Problem statement -> Starting with the line that holds "Give me the", reproduce each line through the last one of the data, exactly as written. Pictures are not copied.

Dataset records ->
┌──
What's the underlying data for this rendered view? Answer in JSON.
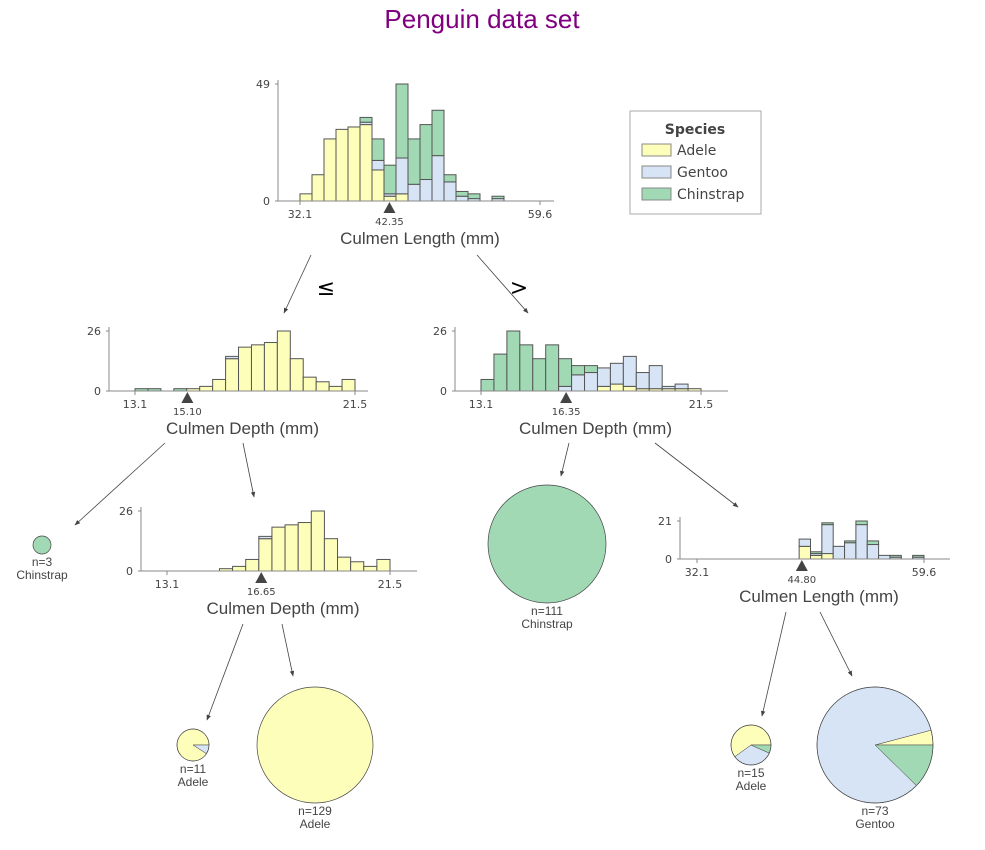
{
  "title": "Penguin data set",
  "colors": {
    "Adele": "#fefebb",
    "Gentoo": "#d7e4f5",
    "Chinstrap": "#a1d9b4",
    "title": "#800080"
  },
  "legend": {
    "title": "Species",
    "items": [
      {
        "label": "Adele",
        "color_key": "Adele"
      },
      {
        "label": "Gentoo",
        "color_key": "Gentoo"
      },
      {
        "label": "Chinstrap",
        "color_key": "Chinstrap"
      }
    ]
  },
  "edge_labels": {
    "left": "≤",
    "right": ">"
  },
  "chart_data": {
    "type": "decision-tree",
    "classes": [
      "Adele",
      "Gentoo",
      "Chinstrap"
    ],
    "nodes": [
      {
        "id": "root",
        "feature": "Culmen Length (mm)",
        "split": "42.35",
        "x_ticks": [
          "32.1",
          "59.6"
        ],
        "xlim": [
          32.1,
          59.6
        ],
        "ymax": 49,
        "y_ticks": [
          "0",
          "49"
        ],
        "bins": 20,
        "bin_start": 32.1,
        "bin_width": 1.375,
        "counts": {
          "Adele": [
            3,
            11,
            26,
            30,
            31,
            32,
            13,
            2,
            3,
            0,
            0,
            0,
            0,
            0,
            0,
            0,
            0,
            0,
            0,
            0
          ],
          "Gentoo": [
            0,
            0,
            0,
            0,
            0,
            1,
            4,
            1,
            15,
            7,
            9,
            19,
            8,
            2,
            1,
            0,
            1,
            0,
            0,
            0
          ],
          "Chinstrap": [
            0,
            0,
            0,
            0,
            0,
            2,
            9,
            12,
            31,
            19,
            23,
            19,
            3,
            2,
            2,
            0,
            1,
            0,
            0,
            0
          ]
        }
      },
      {
        "id": "left",
        "feature": "Culmen Depth (mm)",
        "split": "15.10",
        "x_ticks": [
          "13.1",
          "21.5"
        ],
        "xlim": [
          13.1,
          21.5
        ],
        "ymax": 26,
        "y_ticks": [
          "0",
          "26"
        ],
        "bins": 17,
        "bin_start": 13.1,
        "bin_width": 0.494,
        "counts": {
          "Adele": [
            0,
            0,
            0,
            0,
            1,
            2,
            5,
            14,
            19,
            20,
            21,
            26,
            14,
            6,
            4,
            2,
            5
          ],
          "Gentoo": [
            0,
            0,
            0,
            0,
            0,
            0,
            0,
            1,
            0,
            0,
            0,
            0,
            0,
            0,
            0,
            0,
            0
          ],
          "Chinstrap": [
            1,
            1,
            0,
            1,
            0,
            0,
            0,
            0,
            0,
            0,
            0,
            0,
            0,
            0,
            0,
            0,
            0
          ]
        }
      },
      {
        "id": "right",
        "feature": "Culmen Depth (mm)",
        "split": "16.35",
        "x_ticks": [
          "13.1",
          "21.5"
        ],
        "xlim": [
          13.1,
          21.5
        ],
        "ymax": 26,
        "y_ticks": [
          "0",
          "26"
        ],
        "bins": 17,
        "bin_start": 13.1,
        "bin_width": 0.494,
        "counts": {
          "Adele": [
            0,
            0,
            0,
            0,
            0,
            0,
            0,
            0,
            0,
            2,
            3,
            2,
            1,
            1,
            1,
            1,
            1
          ],
          "Gentoo": [
            0,
            0,
            0,
            0,
            0,
            0,
            2,
            7,
            8,
            8,
            9,
            13,
            7,
            10,
            1,
            2,
            0
          ],
          "Chinstrap": [
            5,
            16,
            26,
            20,
            14,
            20,
            12,
            4,
            3,
            0,
            0,
            0,
            0,
            0,
            0,
            0,
            0
          ]
        }
      },
      {
        "id": "left-right",
        "feature": "Culmen Depth (mm)",
        "split": "16.65",
        "x_ticks": [
          "13.1",
          "21.5"
        ],
        "xlim": [
          13.1,
          21.5
        ],
        "ymax": 26,
        "y_ticks": [
          "0",
          "26"
        ],
        "bins": 17,
        "bin_start": 13.1,
        "bin_width": 0.494,
        "counts": {
          "Adele": [
            0,
            0,
            0,
            0,
            1,
            2,
            5,
            14,
            19,
            20,
            21,
            26,
            14,
            6,
            4,
            2,
            5
          ],
          "Gentoo": [
            0,
            0,
            0,
            0,
            0,
            0,
            0,
            1,
            0,
            0,
            0,
            0,
            0,
            0,
            0,
            0,
            0
          ],
          "Chinstrap": [
            0,
            0,
            0,
            0,
            0,
            0,
            0,
            0,
            0,
            0,
            0,
            0,
            0,
            0,
            0,
            0,
            0
          ]
        }
      },
      {
        "id": "right-right",
        "feature": "Culmen Length (mm)",
        "split": "44.80",
        "x_ticks": [
          "32.1",
          "59.6"
        ],
        "xlim": [
          32.1,
          59.6
        ],
        "ymax": 21,
        "y_ticks": [
          "0",
          "21"
        ],
        "bins": 20,
        "bin_start": 32.1,
        "bin_width": 1.375,
        "counts": {
          "Adele": [
            0,
            0,
            0,
            0,
            0,
            0,
            0,
            0,
            0,
            7,
            2,
            3,
            0,
            0,
            0,
            0,
            0,
            0,
            0,
            0
          ],
          "Gentoo": [
            0,
            0,
            0,
            0,
            0,
            0,
            0,
            0,
            0,
            4,
            1,
            16,
            7,
            9,
            19,
            8,
            2,
            1,
            0,
            1
          ],
          "Chinstrap": [
            0,
            0,
            0,
            0,
            0,
            0,
            0,
            0,
            0,
            0,
            1,
            1,
            0,
            1,
            2,
            2,
            0,
            1,
            0,
            1
          ]
        }
      }
    ],
    "leaves": [
      {
        "id": "leaf-left-left",
        "n_label": "n=3",
        "class_label": "Chinstrap",
        "n": 3,
        "counts": {
          "Adele": 0,
          "Gentoo": 0,
          "Chinstrap": 3
        }
      },
      {
        "id": "leaf-left-right-left",
        "n_label": "n=11",
        "class_label": "Adele",
        "n": 11,
        "counts": {
          "Adele": 10,
          "Gentoo": 1,
          "Chinstrap": 0
        }
      },
      {
        "id": "leaf-left-right-right",
        "n_label": "n=129",
        "class_label": "Adele",
        "n": 129,
        "counts": {
          "Adele": 129,
          "Gentoo": 0,
          "Chinstrap": 0
        }
      },
      {
        "id": "leaf-right-left",
        "n_label": "n=111",
        "class_label": "Chinstrap",
        "n": 111,
        "counts": {
          "Adele": 0,
          "Gentoo": 0,
          "Chinstrap": 111
        }
      },
      {
        "id": "leaf-right-right-left",
        "n_label": "n=15",
        "class_label": "Adele",
        "n": 15,
        "counts": {
          "Adele": 9,
          "Gentoo": 5,
          "Chinstrap": 1
        }
      },
      {
        "id": "leaf-right-right-right",
        "n_label": "n=73",
        "class_label": "Gentoo",
        "n": 73,
        "counts": {
          "Adele": 3,
          "Gentoo": 61,
          "Chinstrap": 9
        }
      }
    ]
  }
}
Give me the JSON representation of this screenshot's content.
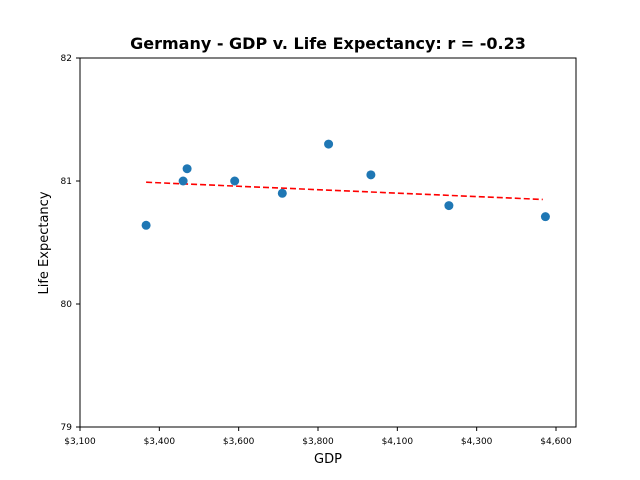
{
  "chart_data": {
    "type": "scatter",
    "title": "Germany - GDP v. Life Expectancy: r = -0.23",
    "xlabel": "GDP",
    "ylabel": "Life Expectancy",
    "xlim": [
      3100,
      4650
    ],
    "ylim": [
      79,
      82
    ],
    "xticks": [
      3100,
      3400,
      3600,
      3800,
      4100,
      4300,
      4600
    ],
    "xtick_labels": [
      "$3,100",
      "$3,400",
      "$3,600",
      "$3,800",
      "$4,100",
      "$4,300",
      "$4,600"
    ],
    "yticks": [
      79,
      80,
      81,
      82
    ],
    "ytick_labels": [
      "79",
      "80",
      "81",
      "82"
    ],
    "grid": false,
    "series": [
      {
        "color": "#1f77b4",
        "points": [
          {
            "x": 3350,
            "y": 80.64
          },
          {
            "x": 3460,
            "y": 81.0
          },
          {
            "x": 3470,
            "y": 81.1
          },
          {
            "x": 3590,
            "y": 81.0
          },
          {
            "x": 3710,
            "y": 80.9
          },
          {
            "x": 3840,
            "y": 81.3
          },
          {
            "x": 4000,
            "y": 81.05
          },
          {
            "x": 4230,
            "y": 80.8
          },
          {
            "x": 4560,
            "y": 80.71
          }
        ]
      }
    ],
    "trendline": {
      "color": "#ff0000",
      "style": "dashed",
      "start": {
        "x": 3350,
        "y": 80.99
      },
      "end": {
        "x": 4550,
        "y": 80.85
      }
    }
  }
}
└──
Exercise solution ->
Give me the JSON representation of this screenshot's content.
{
  "chart_data": {
    "type": "scatter",
    "title": "Germany - GDP v. Life Expectancy: r = -0.23",
    "xlabel": "GDP",
    "ylabel": "Life Expectancy",
    "xlim": [
      3100,
      4650
    ],
    "ylim": [
      79,
      82
    ],
    "xticks": [
      3100,
      3400,
      3600,
      3800,
      4100,
      4300,
      4600
    ],
    "xtick_labels": [
      "$3,100",
      "$3,400",
      "$3,600",
      "$3,800",
      "$4,100",
      "$4,300",
      "$4,600"
    ],
    "yticks": [
      79,
      80,
      81,
      82
    ],
    "ytick_labels": [
      "79",
      "80",
      "81",
      "82"
    ],
    "grid": false,
    "series": [
      {
        "color": "#1f77b4",
        "points": [
          {
            "x": 3350,
            "y": 80.64
          },
          {
            "x": 3460,
            "y": 81.0
          },
          {
            "x": 3470,
            "y": 81.1
          },
          {
            "x": 3590,
            "y": 81.0
          },
          {
            "x": 3710,
            "y": 80.9
          },
          {
            "x": 3840,
            "y": 81.3
          },
          {
            "x": 4000,
            "y": 81.05
          },
          {
            "x": 4230,
            "y": 80.8
          },
          {
            "x": 4560,
            "y": 80.71
          }
        ]
      }
    ],
    "trendline": {
      "color": "#ff0000",
      "style": "dashed",
      "start": {
        "x": 3350,
        "y": 80.99
      },
      "end": {
        "x": 4550,
        "y": 80.85
      }
    }
  }
}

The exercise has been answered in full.